• [Exercise details]
Copy every line of the records below that holds the word "cornice".

• [Supplied records]
○ ○ ○

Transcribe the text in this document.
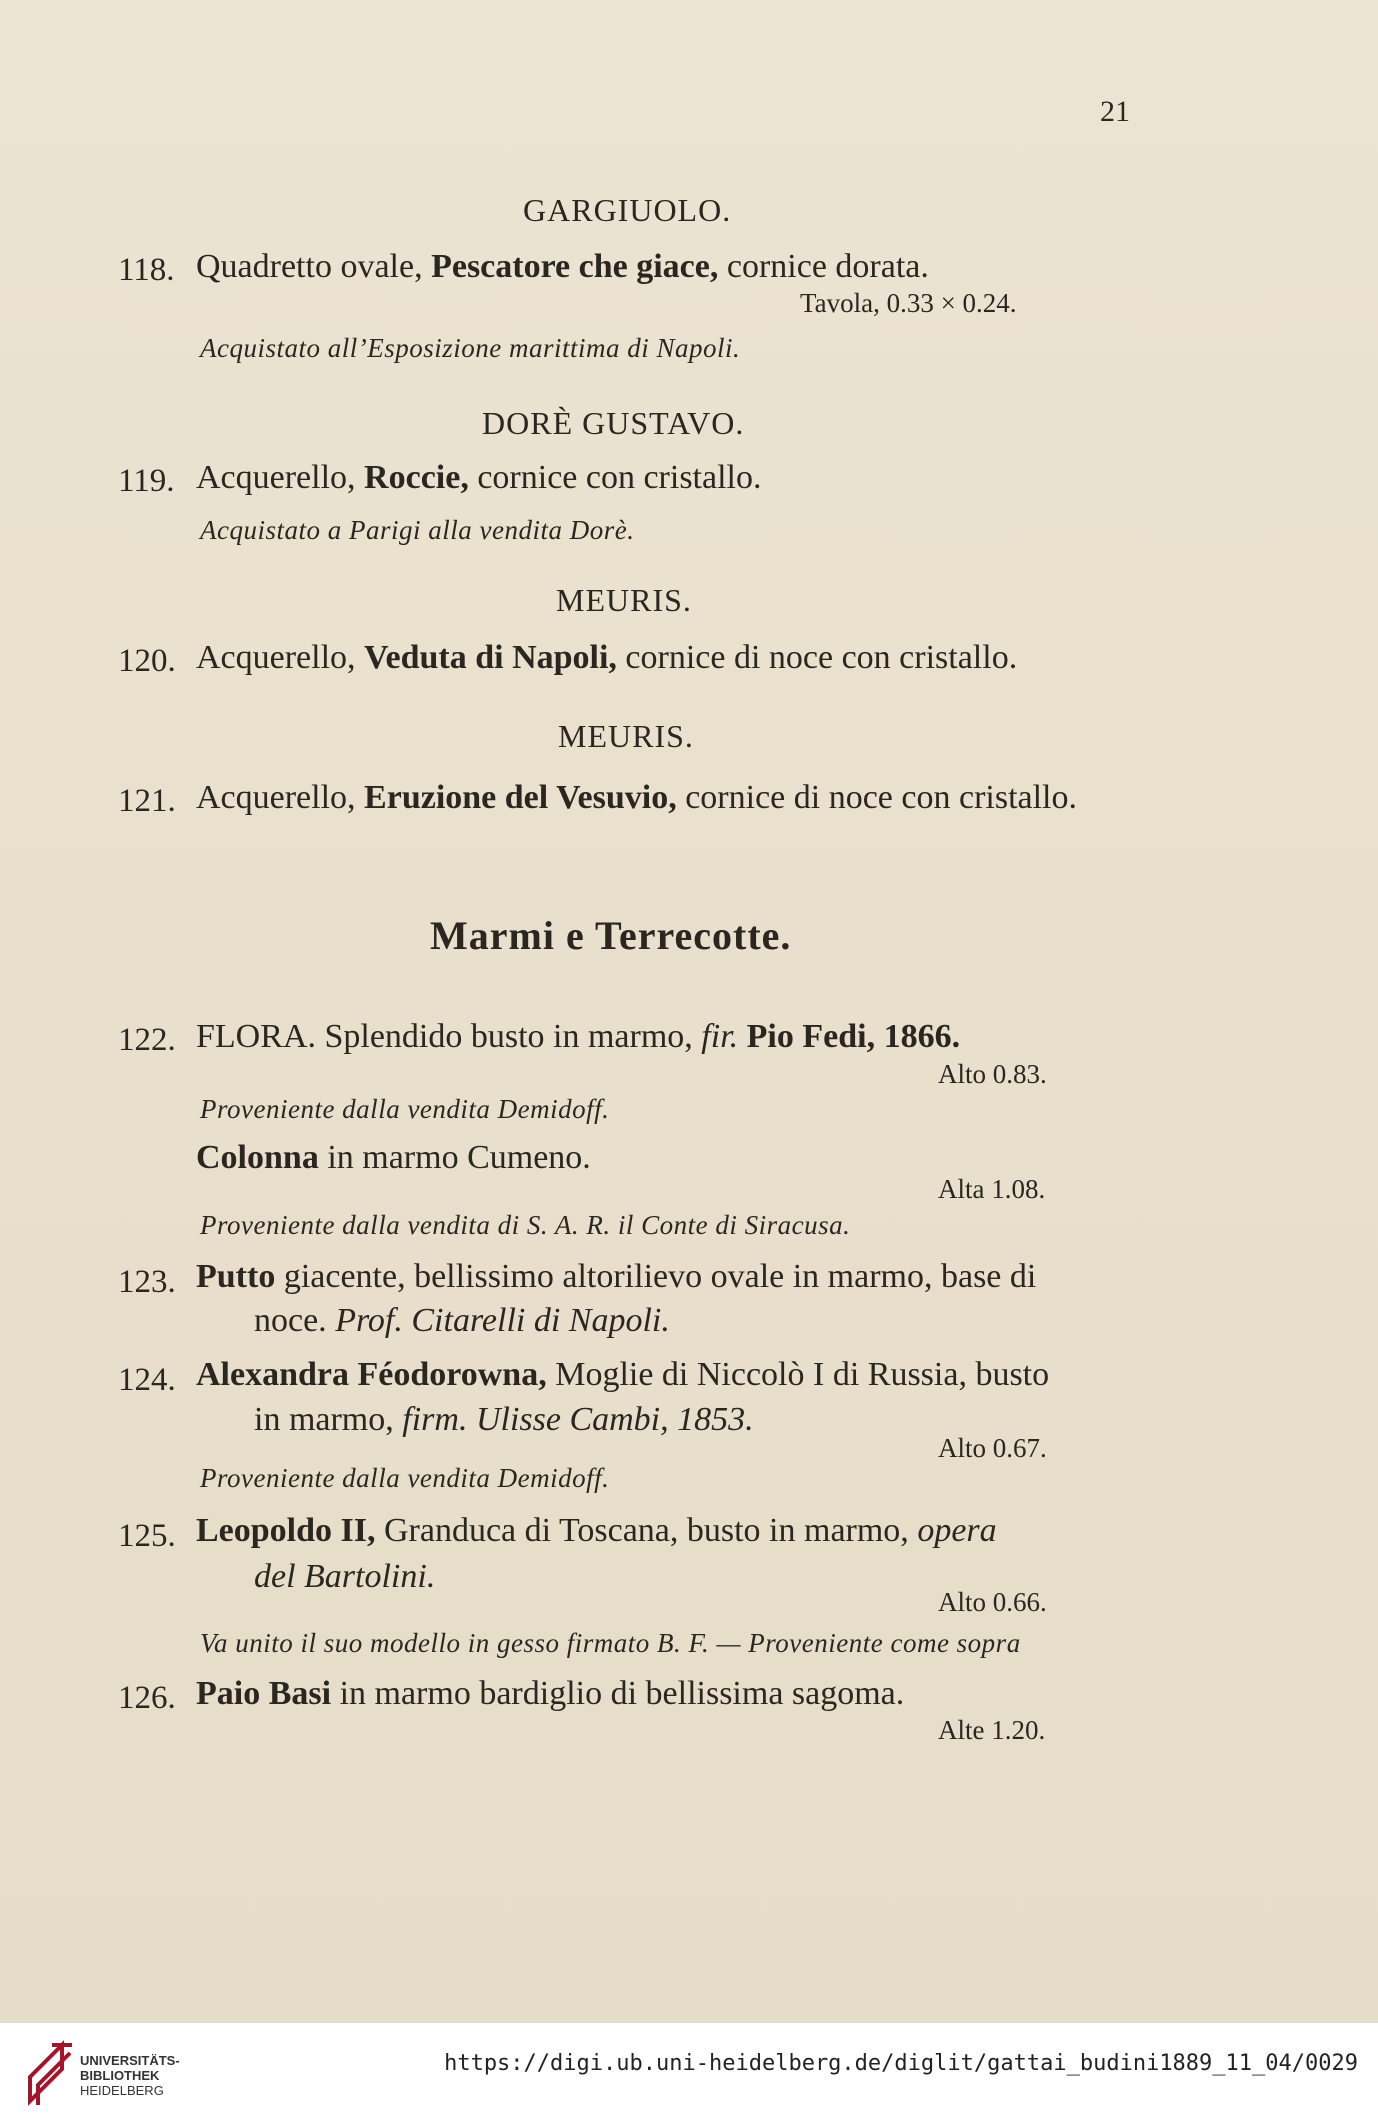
21
GARGIUOLO.
118. Quadretto ovale, Pescatore che giace, cornice dorata.
Tavola, 0.33 × 0.24.
Acquistato all’Esposizione marittima di Napoli.
DORÈ GUSTAVO.
119. Acquerello, Roccie, cornice con cristallo.
Acquistato a Parigi alla vendita Dorè.
MEURIS.
120. Acquerello, Veduta di Napoli, cornice di noce con cristallo.
MEURIS.
121. Acquerello, Eruzione del Vesuvio, cornice di noce con cristallo.
Marmi e Terrecotte.
122. FLORA. Splendido busto in marmo, fir. Pio Fedi, 1866.
Alto 0.83.
Proveniente dalla vendita Demidoff.
Colonna in marmo Cumeno.
Alta 1.08.
Proveniente dalla vendita di S. A. R. il Conte di Siracusa.
123. Putto giacente, bellissimo altorilievo ovale in marmo, base di
noce. Prof. Citarelli di Napoli.
124. Alexandra Féodorowna, Moglie di Niccolò I di Russia, busto
in marmo, firm. Ulisse Cambi, 1853.
Alto 0.67.
Proveniente dalla vendita Demidoff.
125. Leopoldo II, Granduca di Toscana, busto in marmo, opera
del Bartolini.
Alto 0.66.
Va unito il suo modello in gesso firmato B. F. — Proveniente come sopra
126. Paio Basi in marmo bardiglio di bellissima sagoma.
Alte 1.20.
UNIVERSITÄTS-
BIBLIOTHEK
HEIDELBERG
https://digi.ub.uni-heidelberg.de/diglit/gattai_budini1889_11_04/0029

○ ○ ○

• [Task answer]
118. Quadretto ovale, Pescatore che giace, cornice dorata.
119. Acquerello, Roccie, cornice con cristallo.
120. Acquerello, Veduta di Napoli, cornice di noce con cristallo.
121. Acquerello, Eruzione del Vesuvio, cornice di noce con cristallo.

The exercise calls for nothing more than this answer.